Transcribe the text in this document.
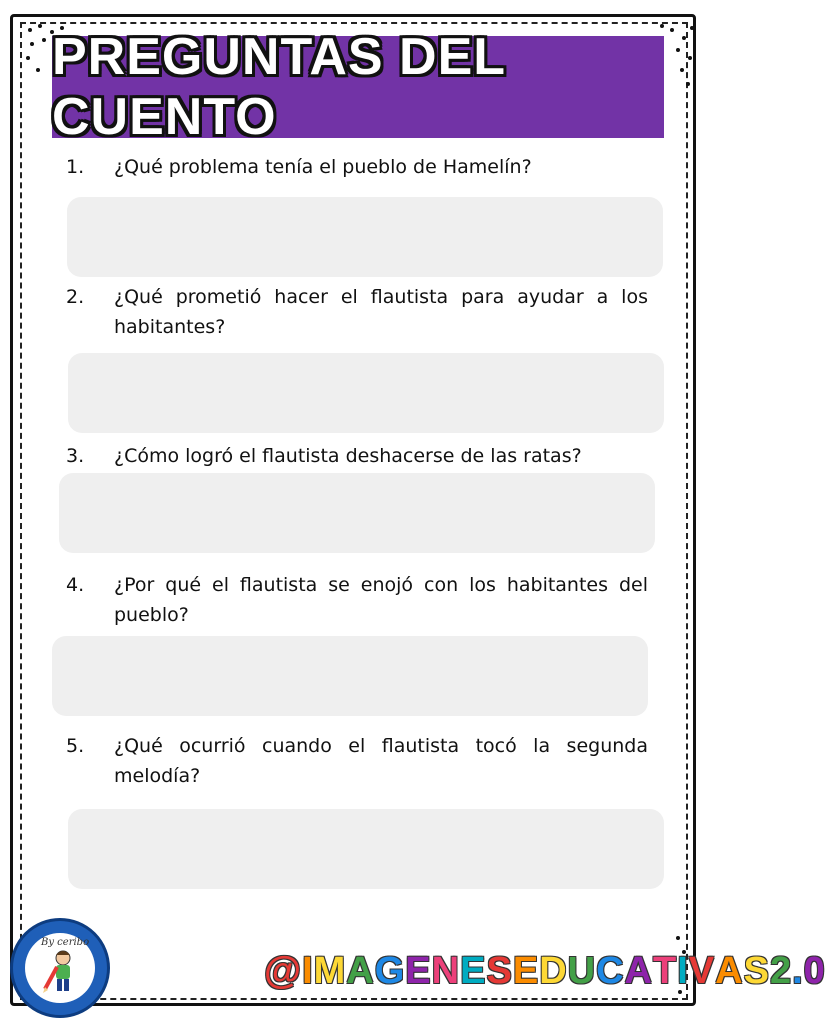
PREGUNTAS DEL CUENTO
1.	¿Qué problema tenía el pueblo de Hamelín?
2.	¿Qué prometió hacer el flautista para ayudar a los habitantes?
3.	¿Cómo logró el flautista deshacerse de las ratas?
4.	¿Por qué el flautista se enojó con los habitantes del pueblo?
5.	¿Qué ocurrió cuando el flautista tocó la segunda melodía?
By ceribo
@IMAGENESEDUCATIVAS2.0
::::
__The task__
Please copy the preceding records exactly and omit the images.

__Your response__
Transcribe the text in this document.
PREGUNTAS DEL CUENTO
1.	¿Qué problema tenía el pueblo de Hamelín?
2.	¿Qué prometió hacer el flautista para ayudar a los habitantes?
3.	¿Cómo logró el flautista deshacerse de las ratas?
4.	¿Por qué el flautista se enojó con los habitantes del pueblo?
5.	¿Qué ocurrió cuando el flautista tocó la segunda melodía?
By ceribo
@IMAGENESEDUCATIVAS2.0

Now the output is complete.